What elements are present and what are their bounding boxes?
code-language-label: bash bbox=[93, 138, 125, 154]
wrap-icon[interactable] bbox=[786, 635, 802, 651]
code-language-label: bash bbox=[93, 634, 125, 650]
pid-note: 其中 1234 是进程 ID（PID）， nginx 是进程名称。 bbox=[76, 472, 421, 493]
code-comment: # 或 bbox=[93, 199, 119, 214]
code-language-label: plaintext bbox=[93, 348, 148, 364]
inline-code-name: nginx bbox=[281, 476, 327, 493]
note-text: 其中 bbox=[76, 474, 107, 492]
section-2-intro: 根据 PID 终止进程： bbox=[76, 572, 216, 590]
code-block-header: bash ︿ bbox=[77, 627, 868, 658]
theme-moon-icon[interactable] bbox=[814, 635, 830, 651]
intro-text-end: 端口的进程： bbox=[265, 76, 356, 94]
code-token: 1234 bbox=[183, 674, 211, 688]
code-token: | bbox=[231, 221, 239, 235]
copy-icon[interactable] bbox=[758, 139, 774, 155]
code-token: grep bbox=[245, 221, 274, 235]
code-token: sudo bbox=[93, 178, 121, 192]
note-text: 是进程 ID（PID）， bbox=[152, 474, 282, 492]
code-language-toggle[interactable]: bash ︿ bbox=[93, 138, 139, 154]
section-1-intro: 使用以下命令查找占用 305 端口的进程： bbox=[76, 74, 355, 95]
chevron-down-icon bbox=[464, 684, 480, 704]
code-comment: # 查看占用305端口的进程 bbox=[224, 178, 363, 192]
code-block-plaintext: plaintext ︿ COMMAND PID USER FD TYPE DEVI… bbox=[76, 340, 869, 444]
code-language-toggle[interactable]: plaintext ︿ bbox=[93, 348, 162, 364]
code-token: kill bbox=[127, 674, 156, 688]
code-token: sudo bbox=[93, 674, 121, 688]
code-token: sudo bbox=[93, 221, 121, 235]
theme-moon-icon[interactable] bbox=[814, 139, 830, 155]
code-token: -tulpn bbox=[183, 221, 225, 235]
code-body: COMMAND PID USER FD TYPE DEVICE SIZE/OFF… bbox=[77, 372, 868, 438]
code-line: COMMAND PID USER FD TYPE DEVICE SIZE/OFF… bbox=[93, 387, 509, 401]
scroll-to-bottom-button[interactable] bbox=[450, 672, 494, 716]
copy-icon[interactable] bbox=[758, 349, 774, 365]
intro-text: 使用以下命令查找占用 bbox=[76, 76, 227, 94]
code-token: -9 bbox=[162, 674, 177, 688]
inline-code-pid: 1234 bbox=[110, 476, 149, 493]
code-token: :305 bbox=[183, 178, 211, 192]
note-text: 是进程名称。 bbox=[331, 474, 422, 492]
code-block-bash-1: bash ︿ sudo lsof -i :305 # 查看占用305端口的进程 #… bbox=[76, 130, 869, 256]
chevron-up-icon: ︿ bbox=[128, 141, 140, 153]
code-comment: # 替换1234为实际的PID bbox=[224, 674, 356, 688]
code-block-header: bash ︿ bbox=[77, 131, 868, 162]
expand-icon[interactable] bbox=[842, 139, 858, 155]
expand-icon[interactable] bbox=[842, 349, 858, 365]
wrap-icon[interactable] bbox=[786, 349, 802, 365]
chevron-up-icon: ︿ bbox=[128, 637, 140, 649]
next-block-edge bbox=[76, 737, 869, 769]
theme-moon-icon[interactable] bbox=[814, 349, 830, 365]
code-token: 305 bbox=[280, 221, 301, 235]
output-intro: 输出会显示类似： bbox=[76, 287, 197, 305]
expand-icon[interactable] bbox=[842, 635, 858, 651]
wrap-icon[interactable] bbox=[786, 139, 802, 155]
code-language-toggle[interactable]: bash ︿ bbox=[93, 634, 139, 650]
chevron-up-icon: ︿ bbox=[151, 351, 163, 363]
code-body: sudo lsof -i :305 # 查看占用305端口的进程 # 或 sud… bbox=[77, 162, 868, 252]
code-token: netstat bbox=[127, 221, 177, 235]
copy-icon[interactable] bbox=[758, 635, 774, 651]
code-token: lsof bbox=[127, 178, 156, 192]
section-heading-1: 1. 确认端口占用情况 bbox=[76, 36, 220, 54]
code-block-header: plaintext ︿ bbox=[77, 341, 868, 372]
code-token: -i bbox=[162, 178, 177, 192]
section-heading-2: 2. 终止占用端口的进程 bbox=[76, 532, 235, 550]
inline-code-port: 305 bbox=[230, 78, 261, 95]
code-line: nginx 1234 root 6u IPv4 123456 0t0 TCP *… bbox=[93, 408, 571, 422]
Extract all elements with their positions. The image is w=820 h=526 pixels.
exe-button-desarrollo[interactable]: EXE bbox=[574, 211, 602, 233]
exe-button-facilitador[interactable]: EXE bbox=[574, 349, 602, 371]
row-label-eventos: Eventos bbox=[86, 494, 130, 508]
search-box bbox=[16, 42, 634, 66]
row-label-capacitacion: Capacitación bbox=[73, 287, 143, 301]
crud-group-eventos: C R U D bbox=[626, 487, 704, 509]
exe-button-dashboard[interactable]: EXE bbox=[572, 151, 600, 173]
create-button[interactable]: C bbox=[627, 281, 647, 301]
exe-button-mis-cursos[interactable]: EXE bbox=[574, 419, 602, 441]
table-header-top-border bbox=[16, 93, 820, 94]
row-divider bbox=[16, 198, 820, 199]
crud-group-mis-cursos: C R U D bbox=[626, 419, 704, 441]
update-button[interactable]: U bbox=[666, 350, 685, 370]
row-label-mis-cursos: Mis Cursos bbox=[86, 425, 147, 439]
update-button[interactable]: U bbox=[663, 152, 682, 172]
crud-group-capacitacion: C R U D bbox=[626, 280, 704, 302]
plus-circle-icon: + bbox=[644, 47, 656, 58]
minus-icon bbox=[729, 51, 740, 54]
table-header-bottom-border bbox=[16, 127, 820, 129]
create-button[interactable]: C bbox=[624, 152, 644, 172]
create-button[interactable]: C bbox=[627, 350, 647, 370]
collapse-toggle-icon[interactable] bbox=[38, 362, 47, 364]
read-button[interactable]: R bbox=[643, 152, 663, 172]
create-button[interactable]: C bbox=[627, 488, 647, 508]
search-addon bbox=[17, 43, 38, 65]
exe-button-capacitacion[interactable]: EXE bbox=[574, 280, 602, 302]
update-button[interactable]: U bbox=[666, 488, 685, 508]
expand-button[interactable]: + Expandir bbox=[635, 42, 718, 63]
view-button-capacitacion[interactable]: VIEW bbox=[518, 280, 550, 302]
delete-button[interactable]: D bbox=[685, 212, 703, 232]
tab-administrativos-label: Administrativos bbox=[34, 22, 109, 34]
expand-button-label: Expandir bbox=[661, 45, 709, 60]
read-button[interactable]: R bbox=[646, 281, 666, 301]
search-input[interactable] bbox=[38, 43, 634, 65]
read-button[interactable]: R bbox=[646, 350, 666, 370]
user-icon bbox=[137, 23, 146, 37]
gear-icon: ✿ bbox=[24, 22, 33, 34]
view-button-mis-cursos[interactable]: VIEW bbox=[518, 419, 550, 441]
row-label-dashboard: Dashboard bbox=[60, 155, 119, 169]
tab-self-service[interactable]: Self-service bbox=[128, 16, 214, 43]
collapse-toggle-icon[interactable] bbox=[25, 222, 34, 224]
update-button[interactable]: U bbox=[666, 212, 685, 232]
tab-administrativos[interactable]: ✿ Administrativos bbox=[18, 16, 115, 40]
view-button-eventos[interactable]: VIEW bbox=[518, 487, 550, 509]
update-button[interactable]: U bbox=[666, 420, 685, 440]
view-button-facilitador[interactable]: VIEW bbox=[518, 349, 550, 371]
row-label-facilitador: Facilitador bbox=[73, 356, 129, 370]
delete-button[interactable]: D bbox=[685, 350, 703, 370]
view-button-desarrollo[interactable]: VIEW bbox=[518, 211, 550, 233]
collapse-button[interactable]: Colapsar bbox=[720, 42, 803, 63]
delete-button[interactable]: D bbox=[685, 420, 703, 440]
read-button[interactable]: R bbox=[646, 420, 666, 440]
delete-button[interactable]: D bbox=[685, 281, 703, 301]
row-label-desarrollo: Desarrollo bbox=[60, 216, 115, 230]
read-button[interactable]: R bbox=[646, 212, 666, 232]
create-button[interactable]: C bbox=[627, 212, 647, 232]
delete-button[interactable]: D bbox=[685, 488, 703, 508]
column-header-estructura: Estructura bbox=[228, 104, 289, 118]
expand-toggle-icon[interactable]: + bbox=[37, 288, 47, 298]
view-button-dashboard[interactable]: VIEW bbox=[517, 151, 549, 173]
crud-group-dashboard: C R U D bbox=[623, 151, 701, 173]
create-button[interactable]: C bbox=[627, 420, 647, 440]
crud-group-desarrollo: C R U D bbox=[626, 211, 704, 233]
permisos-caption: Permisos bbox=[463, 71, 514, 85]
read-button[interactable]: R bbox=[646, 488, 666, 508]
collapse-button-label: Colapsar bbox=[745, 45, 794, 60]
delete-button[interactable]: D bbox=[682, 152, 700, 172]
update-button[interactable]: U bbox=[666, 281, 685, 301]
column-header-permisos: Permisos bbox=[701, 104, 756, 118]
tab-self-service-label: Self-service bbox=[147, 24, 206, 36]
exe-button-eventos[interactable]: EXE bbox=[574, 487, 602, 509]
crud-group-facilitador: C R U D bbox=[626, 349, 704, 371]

──────

→ Work instructions
Find each line in the records above that contains the string "collapse", and copy those lines.

→ Exercise output
collapse-toggle-icon[interactable] bbox=[38, 362, 47, 364]
collapse-toggle-icon[interactable] bbox=[25, 222, 34, 224]
collapse-button[interactable]: Colapsar bbox=[720, 42, 803, 63]
collapse-button-label: Colapsar bbox=[745, 45, 794, 60]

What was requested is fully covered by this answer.